* **WRITTEN EXERCISE**
All records should be reproduced verbatim.

* **RECORDS FOR THE TASK**
— begin —

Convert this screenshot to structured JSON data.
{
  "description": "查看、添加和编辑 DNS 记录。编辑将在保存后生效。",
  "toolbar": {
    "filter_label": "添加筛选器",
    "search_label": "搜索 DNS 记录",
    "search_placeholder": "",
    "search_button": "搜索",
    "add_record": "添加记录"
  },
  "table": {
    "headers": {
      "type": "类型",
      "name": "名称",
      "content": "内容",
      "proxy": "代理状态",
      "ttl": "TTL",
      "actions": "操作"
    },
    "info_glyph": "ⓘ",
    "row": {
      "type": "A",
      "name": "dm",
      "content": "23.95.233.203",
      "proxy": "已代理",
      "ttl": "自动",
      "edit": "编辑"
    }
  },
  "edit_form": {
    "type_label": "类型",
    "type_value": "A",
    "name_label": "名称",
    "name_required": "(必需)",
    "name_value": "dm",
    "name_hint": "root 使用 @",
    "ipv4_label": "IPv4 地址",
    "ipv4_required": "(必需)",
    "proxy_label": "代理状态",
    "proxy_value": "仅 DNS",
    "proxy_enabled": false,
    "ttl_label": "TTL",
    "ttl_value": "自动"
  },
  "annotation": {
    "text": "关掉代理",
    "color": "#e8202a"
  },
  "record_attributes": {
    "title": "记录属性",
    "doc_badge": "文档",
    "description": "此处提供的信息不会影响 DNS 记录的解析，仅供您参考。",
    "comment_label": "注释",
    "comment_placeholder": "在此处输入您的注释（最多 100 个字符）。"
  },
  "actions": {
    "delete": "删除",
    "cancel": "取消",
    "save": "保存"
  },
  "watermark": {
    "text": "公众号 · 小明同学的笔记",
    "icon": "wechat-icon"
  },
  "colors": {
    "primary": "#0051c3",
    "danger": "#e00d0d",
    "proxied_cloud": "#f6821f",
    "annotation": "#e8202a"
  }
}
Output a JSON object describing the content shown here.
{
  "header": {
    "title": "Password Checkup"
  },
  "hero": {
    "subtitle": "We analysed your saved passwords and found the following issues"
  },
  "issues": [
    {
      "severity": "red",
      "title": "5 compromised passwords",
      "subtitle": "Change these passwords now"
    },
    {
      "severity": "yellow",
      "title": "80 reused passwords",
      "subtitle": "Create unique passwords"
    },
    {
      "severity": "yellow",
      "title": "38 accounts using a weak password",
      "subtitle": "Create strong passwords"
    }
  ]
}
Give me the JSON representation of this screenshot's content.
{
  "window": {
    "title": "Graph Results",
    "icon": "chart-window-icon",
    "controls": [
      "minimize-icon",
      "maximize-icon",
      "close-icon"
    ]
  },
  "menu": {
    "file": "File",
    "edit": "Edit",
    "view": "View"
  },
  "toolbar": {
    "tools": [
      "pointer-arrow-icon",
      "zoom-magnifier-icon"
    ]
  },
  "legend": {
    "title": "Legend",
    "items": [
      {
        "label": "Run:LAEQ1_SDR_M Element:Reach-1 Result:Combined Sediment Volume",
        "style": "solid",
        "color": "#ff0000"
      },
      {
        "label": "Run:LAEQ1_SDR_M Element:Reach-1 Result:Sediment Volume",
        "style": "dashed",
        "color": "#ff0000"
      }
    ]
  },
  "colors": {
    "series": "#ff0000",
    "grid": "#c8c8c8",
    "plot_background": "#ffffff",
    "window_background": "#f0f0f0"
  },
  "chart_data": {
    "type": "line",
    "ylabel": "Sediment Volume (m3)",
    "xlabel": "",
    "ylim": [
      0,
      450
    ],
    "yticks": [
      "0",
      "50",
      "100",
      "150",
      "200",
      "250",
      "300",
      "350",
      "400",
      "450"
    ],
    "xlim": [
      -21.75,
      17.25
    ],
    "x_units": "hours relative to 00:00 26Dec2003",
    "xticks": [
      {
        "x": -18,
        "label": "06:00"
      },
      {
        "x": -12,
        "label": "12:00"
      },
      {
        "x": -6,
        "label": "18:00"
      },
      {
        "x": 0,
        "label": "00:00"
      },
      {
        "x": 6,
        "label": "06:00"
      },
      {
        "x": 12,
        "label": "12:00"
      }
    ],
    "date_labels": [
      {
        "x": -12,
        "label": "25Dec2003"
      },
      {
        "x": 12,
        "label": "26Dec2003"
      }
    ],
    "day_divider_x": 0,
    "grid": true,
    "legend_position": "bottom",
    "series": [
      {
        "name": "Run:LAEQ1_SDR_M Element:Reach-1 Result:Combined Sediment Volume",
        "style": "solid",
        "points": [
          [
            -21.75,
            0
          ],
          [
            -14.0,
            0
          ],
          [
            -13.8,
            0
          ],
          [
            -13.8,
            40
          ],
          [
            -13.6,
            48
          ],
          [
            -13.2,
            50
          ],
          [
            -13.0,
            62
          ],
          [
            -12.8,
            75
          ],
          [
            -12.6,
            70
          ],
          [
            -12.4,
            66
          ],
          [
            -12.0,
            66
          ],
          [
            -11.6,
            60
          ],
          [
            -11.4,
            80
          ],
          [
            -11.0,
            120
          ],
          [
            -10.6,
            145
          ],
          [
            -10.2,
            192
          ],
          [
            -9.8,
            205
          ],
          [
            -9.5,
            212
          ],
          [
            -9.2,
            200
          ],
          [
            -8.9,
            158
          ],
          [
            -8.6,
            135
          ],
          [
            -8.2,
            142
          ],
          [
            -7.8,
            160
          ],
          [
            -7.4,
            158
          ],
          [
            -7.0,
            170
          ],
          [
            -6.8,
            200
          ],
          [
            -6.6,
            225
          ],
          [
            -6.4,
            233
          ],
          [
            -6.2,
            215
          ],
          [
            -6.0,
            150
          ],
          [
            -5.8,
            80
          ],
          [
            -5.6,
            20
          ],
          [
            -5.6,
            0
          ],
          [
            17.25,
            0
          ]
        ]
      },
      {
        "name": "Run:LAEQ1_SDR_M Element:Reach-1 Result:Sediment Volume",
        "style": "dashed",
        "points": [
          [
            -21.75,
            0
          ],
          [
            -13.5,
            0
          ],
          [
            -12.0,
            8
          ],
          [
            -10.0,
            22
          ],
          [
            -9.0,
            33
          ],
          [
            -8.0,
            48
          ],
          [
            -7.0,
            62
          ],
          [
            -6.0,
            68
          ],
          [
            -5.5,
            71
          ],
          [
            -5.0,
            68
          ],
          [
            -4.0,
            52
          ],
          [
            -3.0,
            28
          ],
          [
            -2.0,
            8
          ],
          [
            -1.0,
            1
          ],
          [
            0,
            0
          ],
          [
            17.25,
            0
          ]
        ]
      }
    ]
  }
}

— end —

* **RESPONSE**
Convert this screenshot to structured JSON data.
{
  "description": "查看、添加和编辑 DNS 记录。编辑将在保存后生效。",
  "toolbar": {
    "filter_label": "添加筛选器",
    "search_label": "搜索 DNS 记录",
    "search_placeholder": "",
    "search_button": "搜索",
    "add_record": "添加记录"
  },
  "table": {
    "headers": {
      "type": "类型",
      "name": "名称",
      "content": "内容",
      "proxy": "代理状态",
      "ttl": "TTL",
      "actions": "操作"
    },
    "info_glyph": "ⓘ",
    "row": {
      "type": "A",
      "name": "dm",
      "content": "23.95.233.203",
      "proxy": "已代理",
      "ttl": "自动",
      "edit": "编辑"
    }
  },
  "edit_form": {
    "type_label": "类型",
    "type_value": "A",
    "name_label": "名称",
    "name_required": "(必需)",
    "name_value": "dm",
    "name_hint": "root 使用 @",
    "ipv4_label": "IPv4 地址",
    "ipv4_required": "(必需)",
    "proxy_label": "代理状态",
    "proxy_value": "仅 DNS",
    "proxy_enabled": false,
    "ttl_label": "TTL",
    "ttl_value": "自动"
  },
  "annotation": {
    "text": "关掉代理",
    "color": "#e8202a"
  },
  "record_attributes": {
    "title": "记录属性",
    "doc_badge": "文档",
    "description": "此处提供的信息不会影响 DNS 记录的解析，仅供您参考。",
    "comment_label": "注释",
    "comment_placeholder": "在此处输入您的注释（最多 100 个字符）。"
  },
  "actions": {
    "delete": "删除",
    "cancel": "取消",
    "save": "保存"
  },
  "watermark": {
    "text": "公众号 · 小明同学的笔记",
    "icon": "wechat-icon"
  },
  "colors": {
    "primary": "#0051c3",
    "danger": "#e00d0d",
    "proxied_cloud": "#f6821f",
    "annotation": "#e8202a"
  }
}
Output a JSON object describing the content shown here.
{
  "header": {
    "title": "Password Checkup"
  },
  "hero": {
    "subtitle": "We analysed your saved passwords and found the following issues"
  },
  "issues": [
    {
      "severity": "red",
      "title": "5 compromised passwords",
      "subtitle": "Change these passwords now"
    },
    {
      "severity": "yellow",
      "title": "80 reused passwords",
      "subtitle": "Create unique passwords"
    },
    {
      "severity": "yellow",
      "title": "38 accounts using a weak password",
      "subtitle": "Create strong passwords"
    }
  ]
}
Give me the JSON representation of this screenshot's content.
{
  "window": {
    "title": "Graph Results",
    "icon": "chart-window-icon",
    "controls": [
      "minimize-icon",
      "maximize-icon",
      "close-icon"
    ]
  },
  "menu": {
    "file": "File",
    "edit": "Edit",
    "view": "View"
  },
  "toolbar": {
    "tools": [
      "pointer-arrow-icon",
      "zoom-magnifier-icon"
    ]
  },
  "legend": {
    "title": "Legend",
    "items": [
      {
        "label": "Run:LAEQ1_SDR_M Element:Reach-1 Result:Combined Sediment Volume",
        "style": "solid",
        "color": "#ff0000"
      },
      {
        "label": "Run:LAEQ1_SDR_M Element:Reach-1 Result:Sediment Volume",
        "style": "dashed",
        "color": "#ff0000"
      }
    ]
  },
  "colors": {
    "series": "#ff0000",
    "grid": "#c8c8c8",
    "plot_background": "#ffffff",
    "window_background": "#f0f0f0"
  },
  "chart_data": {
    "type": "line",
    "ylabel": "Sediment Volume (m3)",
    "xlabel": "",
    "ylim": [
      0,
      450
    ],
    "yticks": [
      "0",
      "50",
      "100",
      "150",
      "200",
      "250",
      "300",
      "350",
      "400",
      "450"
    ],
    "xlim": [
      -21.75,
      17.25
    ],
    "x_units": "hours relative to 00:00 26Dec2003",
    "xticks": [
      {
        "x": -18,
        "label": "06:00"
      },
      {
        "x": -12,
        "label": "12:00"
      },
      {
        "x": -6,
        "label": "18:00"
      },
      {
        "x": 0,
        "label": "00:00"
      },
      {
        "x": 6,
        "label": "06:00"
      },
      {
        "x": 12,
        "label": "12:00"
      }
    ],
    "date_labels": [
      {
        "x": -12,
        "label": "25Dec2003"
      },
      {
        "x": 12,
        "label": "26Dec2003"
      }
    ],
    "day_divider_x": 0,
    "grid": true,
    "legend_position": "bottom",
    "series": [
      {
        "name": "Run:LAEQ1_SDR_M Element:Reach-1 Result:Combined Sediment Volume",
        "style": "solid",
        "points": [
          [
            -21.75,
            0
          ],
          [
            -14.0,
            0
          ],
          [
            -13.8,
            0
          ],
          [
            -13.8,
            40
          ],
          [
            -13.6,
            48
          ],
          [
            -13.2,
            50
          ],
          [
            -13.0,
            62
          ],
          [
            -12.8,
            75
          ],
          [
            -12.6,
            70
          ],
          [
            -12.4,
            66
          ],
          [
            -12.0,
            66
          ],
          [
            -11.6,
            60
          ],
          [
            -11.4,
            80
          ],
          [
            -11.0,
            120
          ],
          [
            -10.6,
            145
          ],
          [
            -10.2,
            192
          ],
          [
            -9.8,
            205
          ],
          [
            -9.5,
            212
          ],
          [
            -9.2,
            200
          ],
          [
            -8.9,
            158
          ],
          [
            -8.6,
            135
          ],
          [
            -8.2,
            142
          ],
          [
            -7.8,
            160
          ],
          [
            -7.4,
            158
          ],
          [
            -7.0,
            170
          ],
          [
            -6.8,
            200
          ],
          [
            -6.6,
            225
          ],
          [
            -6.4,
            233
          ],
          [
            -6.2,
            215
          ],
          [
            -6.0,
            150
          ],
          [
            -5.8,
            80
          ],
          [
            -5.6,
            20
          ],
          [
            -5.6,
            0
          ],
          [
            17.25,
            0
          ]
        ]
      },
      {
        "name": "Run:LAEQ1_SDR_M Element:Reach-1 Result:Sediment Volume",
        "style": "dashed",
        "points": [
          [
            -21.75,
            0
          ],
          [
            -13.5,
            0
          ],
          [
            -12.0,
            8
          ],
          [
            -10.0,
            22
          ],
          [
            -9.0,
            33
          ],
          [
            -8.0,
            48
          ],
          [
            -7.0,
            62
          ],
          [
            -6.0,
            68
          ],
          [
            -5.5,
            71
          ],
          [
            -5.0,
            68
          ],
          [
            -4.0,
            52
          ],
          [
            -3.0,
            28
          ],
          [
            -2.0,
            8
          ],
          [
            -1.0,
            1
          ],
          [
            0,
            0
          ],
          [
            17.25,
            0
          ]
        ]
      }
    ]
  }
}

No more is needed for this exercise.